Given instruction = Extract the data exactly, missing nothing.

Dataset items
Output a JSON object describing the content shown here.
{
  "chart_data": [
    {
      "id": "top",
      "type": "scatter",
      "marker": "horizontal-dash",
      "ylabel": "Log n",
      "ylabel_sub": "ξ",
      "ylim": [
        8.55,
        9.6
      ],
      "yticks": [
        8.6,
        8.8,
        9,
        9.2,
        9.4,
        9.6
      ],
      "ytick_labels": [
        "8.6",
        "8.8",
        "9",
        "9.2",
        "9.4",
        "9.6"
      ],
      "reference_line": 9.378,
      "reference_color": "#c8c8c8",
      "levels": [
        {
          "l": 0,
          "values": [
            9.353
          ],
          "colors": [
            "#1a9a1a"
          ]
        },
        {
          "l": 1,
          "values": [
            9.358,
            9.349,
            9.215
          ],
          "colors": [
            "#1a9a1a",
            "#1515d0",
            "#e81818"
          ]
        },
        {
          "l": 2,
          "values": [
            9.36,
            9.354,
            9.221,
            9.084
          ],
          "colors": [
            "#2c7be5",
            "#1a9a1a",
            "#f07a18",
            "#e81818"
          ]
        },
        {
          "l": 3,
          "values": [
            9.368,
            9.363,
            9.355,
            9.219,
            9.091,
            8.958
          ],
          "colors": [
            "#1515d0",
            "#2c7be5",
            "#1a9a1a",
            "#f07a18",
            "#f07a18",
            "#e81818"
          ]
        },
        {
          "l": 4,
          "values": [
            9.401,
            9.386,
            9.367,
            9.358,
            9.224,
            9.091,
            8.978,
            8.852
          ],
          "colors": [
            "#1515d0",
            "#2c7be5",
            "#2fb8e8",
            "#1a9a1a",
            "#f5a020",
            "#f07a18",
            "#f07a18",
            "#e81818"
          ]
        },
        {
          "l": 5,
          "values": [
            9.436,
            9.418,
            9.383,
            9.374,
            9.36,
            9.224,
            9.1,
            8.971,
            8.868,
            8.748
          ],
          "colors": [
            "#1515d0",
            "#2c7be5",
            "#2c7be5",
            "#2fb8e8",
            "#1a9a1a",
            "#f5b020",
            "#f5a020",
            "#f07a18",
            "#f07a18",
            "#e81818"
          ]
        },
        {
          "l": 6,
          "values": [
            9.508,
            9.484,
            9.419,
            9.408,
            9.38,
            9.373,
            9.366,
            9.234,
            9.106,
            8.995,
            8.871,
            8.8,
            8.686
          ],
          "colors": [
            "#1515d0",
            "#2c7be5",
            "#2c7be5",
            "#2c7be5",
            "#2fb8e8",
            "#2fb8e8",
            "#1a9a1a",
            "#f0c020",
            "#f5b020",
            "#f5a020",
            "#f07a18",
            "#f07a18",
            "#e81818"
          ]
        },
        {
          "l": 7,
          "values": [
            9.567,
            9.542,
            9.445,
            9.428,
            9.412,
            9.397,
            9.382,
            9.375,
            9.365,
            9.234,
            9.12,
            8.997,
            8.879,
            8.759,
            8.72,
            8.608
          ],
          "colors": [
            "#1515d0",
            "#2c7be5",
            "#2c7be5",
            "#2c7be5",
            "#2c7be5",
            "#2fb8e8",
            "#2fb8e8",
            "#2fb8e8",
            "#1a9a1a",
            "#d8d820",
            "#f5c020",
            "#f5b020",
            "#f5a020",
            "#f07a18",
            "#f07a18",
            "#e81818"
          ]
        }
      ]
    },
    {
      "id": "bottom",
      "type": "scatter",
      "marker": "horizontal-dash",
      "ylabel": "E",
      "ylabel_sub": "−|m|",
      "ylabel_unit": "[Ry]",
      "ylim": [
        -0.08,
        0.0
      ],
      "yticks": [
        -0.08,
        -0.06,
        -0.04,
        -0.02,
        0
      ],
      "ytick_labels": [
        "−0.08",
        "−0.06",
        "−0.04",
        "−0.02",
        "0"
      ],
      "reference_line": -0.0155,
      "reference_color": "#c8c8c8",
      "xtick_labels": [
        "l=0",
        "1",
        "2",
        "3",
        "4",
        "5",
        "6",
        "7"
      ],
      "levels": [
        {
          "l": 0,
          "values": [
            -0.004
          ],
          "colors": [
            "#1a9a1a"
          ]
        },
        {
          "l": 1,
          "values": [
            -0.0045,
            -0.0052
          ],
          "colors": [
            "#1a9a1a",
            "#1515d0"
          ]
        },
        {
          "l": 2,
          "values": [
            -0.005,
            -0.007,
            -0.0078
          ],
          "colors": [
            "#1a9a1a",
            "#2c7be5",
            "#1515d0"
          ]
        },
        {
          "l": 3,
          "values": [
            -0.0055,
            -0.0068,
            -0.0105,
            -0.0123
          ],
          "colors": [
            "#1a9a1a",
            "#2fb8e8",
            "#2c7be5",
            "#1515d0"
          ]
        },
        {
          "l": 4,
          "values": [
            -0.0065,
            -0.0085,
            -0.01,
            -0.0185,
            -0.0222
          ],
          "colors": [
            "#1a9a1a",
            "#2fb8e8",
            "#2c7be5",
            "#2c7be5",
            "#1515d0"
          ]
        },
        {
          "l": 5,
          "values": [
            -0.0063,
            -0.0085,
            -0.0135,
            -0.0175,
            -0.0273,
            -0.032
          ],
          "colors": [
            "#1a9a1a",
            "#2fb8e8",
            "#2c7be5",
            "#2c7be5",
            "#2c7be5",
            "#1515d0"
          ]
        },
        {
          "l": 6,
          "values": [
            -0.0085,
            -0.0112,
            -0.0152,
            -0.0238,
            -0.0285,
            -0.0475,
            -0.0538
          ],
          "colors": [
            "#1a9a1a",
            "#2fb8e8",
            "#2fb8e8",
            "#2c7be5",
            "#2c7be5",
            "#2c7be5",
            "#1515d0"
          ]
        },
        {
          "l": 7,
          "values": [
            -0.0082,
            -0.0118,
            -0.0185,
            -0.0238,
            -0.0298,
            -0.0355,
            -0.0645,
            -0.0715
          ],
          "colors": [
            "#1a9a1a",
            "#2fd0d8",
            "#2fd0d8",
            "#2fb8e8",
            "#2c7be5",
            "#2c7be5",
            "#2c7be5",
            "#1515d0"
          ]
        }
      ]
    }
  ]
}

Exercise answer =
Output a JSON object describing the content shown here.
{
  "chart_data": [
    {
      "id": "top",
      "type": "scatter",
      "marker": "horizontal-dash",
      "ylabel": "Log n",
      "ylabel_sub": "ξ",
      "ylim": [
        8.55,
        9.6
      ],
      "yticks": [
        8.6,
        8.8,
        9,
        9.2,
        9.4,
        9.6
      ],
      "ytick_labels": [
        "8.6",
        "8.8",
        "9",
        "9.2",
        "9.4",
        "9.6"
      ],
      "reference_line": 9.378,
      "reference_color": "#c8c8c8",
      "levels": [
        {
          "l": 0,
          "values": [
            9.353
          ],
          "colors": [
            "#1a9a1a"
          ]
        },
        {
          "l": 1,
          "values": [
            9.358,
            9.349,
            9.215
          ],
          "colors": [
            "#1a9a1a",
            "#1515d0",
            "#e81818"
          ]
        },
        {
          "l": 2,
          "values": [
            9.36,
            9.354,
            9.221,
            9.084
          ],
          "colors": [
            "#2c7be5",
            "#1a9a1a",
            "#f07a18",
            "#e81818"
          ]
        },
        {
          "l": 3,
          "values": [
            9.368,
            9.363,
            9.355,
            9.219,
            9.091,
            8.958
          ],
          "colors": [
            "#1515d0",
            "#2c7be5",
            "#1a9a1a",
            "#f07a18",
            "#f07a18",
            "#e81818"
          ]
        },
        {
          "l": 4,
          "values": [
            9.401,
            9.386,
            9.367,
            9.358,
            9.224,
            9.091,
            8.978,
            8.852
          ],
          "colors": [
            "#1515d0",
            "#2c7be5",
            "#2fb8e8",
            "#1a9a1a",
            "#f5a020",
            "#f07a18",
            "#f07a18",
            "#e81818"
          ]
        },
        {
          "l": 5,
          "values": [
            9.436,
            9.418,
            9.383,
            9.374,
            9.36,
            9.224,
            9.1,
            8.971,
            8.868,
            8.748
          ],
          "colors": [
            "#1515d0",
            "#2c7be5",
            "#2c7be5",
            "#2fb8e8",
            "#1a9a1a",
            "#f5b020",
            "#f5a020",
            "#f07a18",
            "#f07a18",
            "#e81818"
          ]
        },
        {
          "l": 6,
          "values": [
            9.508,
            9.484,
            9.419,
            9.408,
            9.38,
            9.373,
            9.366,
            9.234,
            9.106,
            8.995,
            8.871,
            8.8,
            8.686
          ],
          "colors": [
            "#1515d0",
            "#2c7be5",
            "#2c7be5",
            "#2c7be5",
            "#2fb8e8",
            "#2fb8e8",
            "#1a9a1a",
            "#f0c020",
            "#f5b020",
            "#f5a020",
            "#f07a18",
            "#f07a18",
            "#e81818"
          ]
        },
        {
          "l": 7,
          "values": [
            9.567,
            9.542,
            9.445,
            9.428,
            9.412,
            9.397,
            9.382,
            9.375,
            9.365,
            9.234,
            9.12,
            8.997,
            8.879,
            8.759,
            8.72,
            8.608
          ],
          "colors": [
            "#1515d0",
            "#2c7be5",
            "#2c7be5",
            "#2c7be5",
            "#2c7be5",
            "#2fb8e8",
            "#2fb8e8",
            "#2fb8e8",
            "#1a9a1a",
            "#d8d820",
            "#f5c020",
            "#f5b020",
            "#f5a020",
            "#f07a18",
            "#f07a18",
            "#e81818"
          ]
        }
      ]
    },
    {
      "id": "bottom",
      "type": "scatter",
      "marker": "horizontal-dash",
      "ylabel": "E",
      "ylabel_sub": "−|m|",
      "ylabel_unit": "[Ry]",
      "ylim": [
        -0.08,
        0.0
      ],
      "yticks": [
        -0.08,
        -0.06,
        -0.04,
        -0.02,
        0
      ],
      "ytick_labels": [
        "−0.08",
        "−0.06",
        "−0.04",
        "−0.02",
        "0"
      ],
      "reference_line": -0.0155,
      "reference_color": "#c8c8c8",
      "xtick_labels": [
        "l=0",
        "1",
        "2",
        "3",
        "4",
        "5",
        "6",
        "7"
      ],
      "levels": [
        {
          "l": 0,
          "values": [
            -0.004
          ],
          "colors": [
            "#1a9a1a"
          ]
        },
        {
          "l": 1,
          "values": [
            -0.0045,
            -0.0052
          ],
          "colors": [
            "#1a9a1a",
            "#1515d0"
          ]
        },
        {
          "l": 2,
          "values": [
            -0.005,
            -0.007,
            -0.0078
          ],
          "colors": [
            "#1a9a1a",
            "#2c7be5",
            "#1515d0"
          ]
        },
        {
          "l": 3,
          "values": [
            -0.0055,
            -0.0068,
            -0.0105,
            -0.0123
          ],
          "colors": [
            "#1a9a1a",
            "#2fb8e8",
            "#2c7be5",
            "#1515d0"
          ]
        },
        {
          "l": 4,
          "values": [
            -0.0065,
            -0.0085,
            -0.01,
            -0.0185,
            -0.0222
          ],
          "colors": [
            "#1a9a1a",
            "#2fb8e8",
            "#2c7be5",
            "#2c7be5",
            "#1515d0"
          ]
        },
        {
          "l": 5,
          "values": [
            -0.0063,
            -0.0085,
            -0.0135,
            -0.0175,
            -0.0273,
            -0.032
          ],
          "colors": [
            "#1a9a1a",
            "#2fb8e8",
            "#2c7be5",
            "#2c7be5",
            "#2c7be5",
            "#1515d0"
          ]
        },
        {
          "l": 6,
          "values": [
            -0.0085,
            -0.0112,
            -0.0152,
            -0.0238,
            -0.0285,
            -0.0475,
            -0.0538
          ],
          "colors": [
            "#1a9a1a",
            "#2fb8e8",
            "#2fb8e8",
            "#2c7be5",
            "#2c7be5",
            "#2c7be5",
            "#1515d0"
          ]
        },
        {
          "l": 7,
          "values": [
            -0.0082,
            -0.0118,
            -0.0185,
            -0.0238,
            -0.0298,
            -0.0355,
            -0.0645,
            -0.0715
          ],
          "colors": [
            "#1a9a1a",
            "#2fd0d8",
            "#2fd0d8",
            "#2fb8e8",
            "#2c7be5",
            "#2c7be5",
            "#2c7be5",
            "#1515d0"
          ]
        }
      ]
    }
  ]
}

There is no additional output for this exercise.